Переведите на английский язык предложение из текста о постановке «Кармен»: «Ясно, что третий акт должен быть гораздо страшнее, опаснее.»

ФРАГМЕНТ ТЕКСТА:
+ + + + +

В театре идет работа над оперой 'Кармен', и снова Станиславский вооружает своих учеников боевым девизом: 'убить театральную романтику и дать подлинную'. 'Мне почувствовался только общий тон постановки, который отличит нашу 'Кармен' от сотни других,- пишет он Б. Ю. Чернявскому.- Она должна быть, так сказать, простонароднее. В первом акте нужны подлинные табачные работницы фабрики, подлинные солдаты, подлинные крестьяне, вроде Хозе и Микаэлы. Во втором и третьем актах – подлинные контрабандисты, с их трущобой, убийствами, постоянной авантюрой, романтикой и опасностью'.
Немного позже, в письме к А. В. Богдановичу, Станиславский в предельно выразительном наброске дает режиссуре и актерам 'ключ' к воплощению третьего акта в соответствии с намеченной ранее программой. 'Ясно, что третий акт должен быть гораздо страшнее, опаснее. Мне чудятся какие-то остатки какого-то города, выдолбленного в скалах, вроде Чуфут-Кале. Там удобно скрывать контрабанду. Высоко в горах. Там – снег. Люди закутаны. Оборванные меховые испанские плащи. Одеты по-зимнему. Сурово – в противоположность яркому солнцу первых актов. Люди не маршируют с контрабандным товаром, как это делается обычно в постановках 'Кармен'. Люди с огромной опасностью пробираются, крадутся. Вот этот тон большой опасности, и не театральной, а подлинной, мне представляется основным для акта. Все спрятаны. Никого не видно. Только торчит внизу из пола голова Кармен, освещенная снизу костром, да где-то в одной из дыр, заменяющих окна, веселые цыганочки. Да там и сям спрятаны сторожа. Но чуть что случится, сразу все оживет, как в разбуженном муравейнике. Тогда изо всех окон высовываются толпы народа, точно по щучьему велению. А потом опять все скрываются. Эскамильо приходит сюда не для прогулочки в блестящем костюме. Он знает, куда идет и к кому… Встреча двух соперников – страшная, фатальная, последняя… Когда я погружаюсь в эту атмосферу, тогда я начинаю как-то по-новому чувствовать оперу'.

+ + + + +

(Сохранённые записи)
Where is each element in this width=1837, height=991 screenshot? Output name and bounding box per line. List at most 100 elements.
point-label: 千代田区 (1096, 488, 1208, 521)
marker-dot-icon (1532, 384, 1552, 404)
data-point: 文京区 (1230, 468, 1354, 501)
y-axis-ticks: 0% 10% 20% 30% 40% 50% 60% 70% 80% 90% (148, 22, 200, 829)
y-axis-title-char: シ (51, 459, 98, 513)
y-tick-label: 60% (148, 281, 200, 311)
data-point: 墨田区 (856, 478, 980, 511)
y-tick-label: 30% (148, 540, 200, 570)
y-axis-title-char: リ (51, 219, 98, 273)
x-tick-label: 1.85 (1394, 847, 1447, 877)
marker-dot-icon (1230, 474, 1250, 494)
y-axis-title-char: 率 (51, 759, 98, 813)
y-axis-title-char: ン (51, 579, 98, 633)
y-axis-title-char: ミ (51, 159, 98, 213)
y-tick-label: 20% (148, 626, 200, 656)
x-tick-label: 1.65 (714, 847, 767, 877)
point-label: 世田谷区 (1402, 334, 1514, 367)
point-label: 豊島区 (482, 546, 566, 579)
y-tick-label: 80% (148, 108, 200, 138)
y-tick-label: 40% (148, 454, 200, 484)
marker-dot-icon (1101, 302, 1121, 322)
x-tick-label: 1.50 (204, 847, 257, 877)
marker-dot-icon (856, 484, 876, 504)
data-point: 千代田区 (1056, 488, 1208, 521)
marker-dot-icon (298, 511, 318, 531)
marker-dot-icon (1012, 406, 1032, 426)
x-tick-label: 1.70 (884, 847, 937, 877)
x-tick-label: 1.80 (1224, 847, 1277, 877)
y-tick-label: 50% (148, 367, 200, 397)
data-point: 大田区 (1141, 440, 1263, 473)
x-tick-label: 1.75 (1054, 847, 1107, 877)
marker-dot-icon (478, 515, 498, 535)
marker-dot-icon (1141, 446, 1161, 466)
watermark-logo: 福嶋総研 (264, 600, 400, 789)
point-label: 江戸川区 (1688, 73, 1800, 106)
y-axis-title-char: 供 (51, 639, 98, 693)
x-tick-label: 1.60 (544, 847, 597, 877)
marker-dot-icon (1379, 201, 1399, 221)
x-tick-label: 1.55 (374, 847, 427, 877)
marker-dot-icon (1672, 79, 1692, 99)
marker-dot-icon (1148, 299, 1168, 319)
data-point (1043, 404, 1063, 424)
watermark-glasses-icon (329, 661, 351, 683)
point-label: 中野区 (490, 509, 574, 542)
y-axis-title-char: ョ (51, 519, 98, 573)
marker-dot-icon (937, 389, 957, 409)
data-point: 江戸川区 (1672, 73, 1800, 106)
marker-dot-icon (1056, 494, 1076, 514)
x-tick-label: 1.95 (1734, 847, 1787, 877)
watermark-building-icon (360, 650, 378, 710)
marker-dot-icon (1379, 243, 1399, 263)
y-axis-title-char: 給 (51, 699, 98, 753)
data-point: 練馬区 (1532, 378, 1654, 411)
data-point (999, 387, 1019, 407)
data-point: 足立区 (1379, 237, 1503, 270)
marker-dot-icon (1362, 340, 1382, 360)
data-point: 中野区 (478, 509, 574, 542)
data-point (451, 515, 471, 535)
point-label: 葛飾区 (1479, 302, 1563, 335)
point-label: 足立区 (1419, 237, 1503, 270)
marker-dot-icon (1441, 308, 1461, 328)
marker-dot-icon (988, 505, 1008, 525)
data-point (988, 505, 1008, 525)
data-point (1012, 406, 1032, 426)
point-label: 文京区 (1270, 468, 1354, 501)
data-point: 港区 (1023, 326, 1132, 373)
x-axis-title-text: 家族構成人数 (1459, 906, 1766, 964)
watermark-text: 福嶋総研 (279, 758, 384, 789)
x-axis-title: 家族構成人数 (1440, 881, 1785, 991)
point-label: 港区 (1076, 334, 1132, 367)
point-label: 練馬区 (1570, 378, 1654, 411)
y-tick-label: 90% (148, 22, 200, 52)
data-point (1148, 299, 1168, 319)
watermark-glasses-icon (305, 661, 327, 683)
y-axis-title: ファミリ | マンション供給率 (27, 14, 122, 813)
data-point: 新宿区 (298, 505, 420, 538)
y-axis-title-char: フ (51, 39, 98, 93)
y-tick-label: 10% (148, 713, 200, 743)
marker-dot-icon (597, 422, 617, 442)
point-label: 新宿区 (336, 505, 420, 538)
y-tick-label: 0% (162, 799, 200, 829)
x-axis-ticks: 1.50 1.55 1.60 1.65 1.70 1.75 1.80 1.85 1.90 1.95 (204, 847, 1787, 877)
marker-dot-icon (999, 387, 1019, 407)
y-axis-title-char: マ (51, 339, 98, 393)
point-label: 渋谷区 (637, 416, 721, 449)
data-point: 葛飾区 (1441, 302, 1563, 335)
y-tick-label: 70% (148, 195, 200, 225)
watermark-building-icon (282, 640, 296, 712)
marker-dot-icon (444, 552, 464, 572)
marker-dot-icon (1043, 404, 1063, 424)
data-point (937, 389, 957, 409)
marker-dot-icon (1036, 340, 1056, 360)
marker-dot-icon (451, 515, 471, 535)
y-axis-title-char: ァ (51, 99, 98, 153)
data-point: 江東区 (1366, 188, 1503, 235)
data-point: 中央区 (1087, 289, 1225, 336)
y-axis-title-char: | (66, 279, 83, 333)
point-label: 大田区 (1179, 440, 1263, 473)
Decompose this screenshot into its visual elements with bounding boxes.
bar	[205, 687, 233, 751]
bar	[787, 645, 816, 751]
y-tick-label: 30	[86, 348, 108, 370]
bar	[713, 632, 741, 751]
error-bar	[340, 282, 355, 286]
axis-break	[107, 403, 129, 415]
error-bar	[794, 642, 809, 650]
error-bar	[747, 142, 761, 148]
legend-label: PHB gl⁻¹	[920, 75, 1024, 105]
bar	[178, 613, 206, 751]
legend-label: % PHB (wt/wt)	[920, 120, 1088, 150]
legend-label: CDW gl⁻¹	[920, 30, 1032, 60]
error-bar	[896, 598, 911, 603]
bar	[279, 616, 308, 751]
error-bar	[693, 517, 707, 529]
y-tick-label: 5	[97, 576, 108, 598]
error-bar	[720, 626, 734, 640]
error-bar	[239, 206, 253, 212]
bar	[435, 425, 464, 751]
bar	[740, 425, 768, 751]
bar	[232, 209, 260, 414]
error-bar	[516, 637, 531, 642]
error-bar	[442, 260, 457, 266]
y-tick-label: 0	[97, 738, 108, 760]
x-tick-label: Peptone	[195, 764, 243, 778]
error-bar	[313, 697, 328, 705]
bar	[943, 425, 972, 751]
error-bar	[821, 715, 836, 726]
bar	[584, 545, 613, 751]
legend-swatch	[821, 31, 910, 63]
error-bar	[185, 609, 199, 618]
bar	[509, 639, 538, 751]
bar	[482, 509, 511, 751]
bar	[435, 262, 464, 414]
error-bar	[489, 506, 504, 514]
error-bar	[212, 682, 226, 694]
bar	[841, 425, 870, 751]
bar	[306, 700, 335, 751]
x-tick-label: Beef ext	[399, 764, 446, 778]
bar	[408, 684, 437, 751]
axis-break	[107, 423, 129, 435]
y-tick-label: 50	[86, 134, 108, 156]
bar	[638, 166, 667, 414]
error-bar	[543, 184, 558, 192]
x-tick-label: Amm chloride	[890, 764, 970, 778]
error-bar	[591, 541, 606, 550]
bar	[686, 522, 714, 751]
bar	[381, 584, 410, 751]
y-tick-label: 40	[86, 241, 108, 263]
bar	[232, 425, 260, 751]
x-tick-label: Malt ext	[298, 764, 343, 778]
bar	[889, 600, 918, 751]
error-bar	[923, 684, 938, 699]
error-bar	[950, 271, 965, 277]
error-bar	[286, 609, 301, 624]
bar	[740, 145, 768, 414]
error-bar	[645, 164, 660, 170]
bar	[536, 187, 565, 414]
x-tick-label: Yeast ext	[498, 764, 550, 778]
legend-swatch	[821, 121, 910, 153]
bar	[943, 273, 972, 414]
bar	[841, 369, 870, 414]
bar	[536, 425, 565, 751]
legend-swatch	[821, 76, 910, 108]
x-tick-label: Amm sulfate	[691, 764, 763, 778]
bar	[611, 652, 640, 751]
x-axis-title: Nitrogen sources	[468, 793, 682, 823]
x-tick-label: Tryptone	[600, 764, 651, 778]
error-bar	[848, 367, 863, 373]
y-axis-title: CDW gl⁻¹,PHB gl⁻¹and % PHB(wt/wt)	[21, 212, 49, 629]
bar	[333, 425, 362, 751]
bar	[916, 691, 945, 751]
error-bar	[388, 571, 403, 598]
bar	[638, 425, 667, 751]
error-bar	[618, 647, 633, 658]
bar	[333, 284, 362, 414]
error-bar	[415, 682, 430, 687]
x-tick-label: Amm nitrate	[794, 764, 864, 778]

+ + + + +

ОТВЕТ: Clearly, the third act must be much more frightening, more dangerous.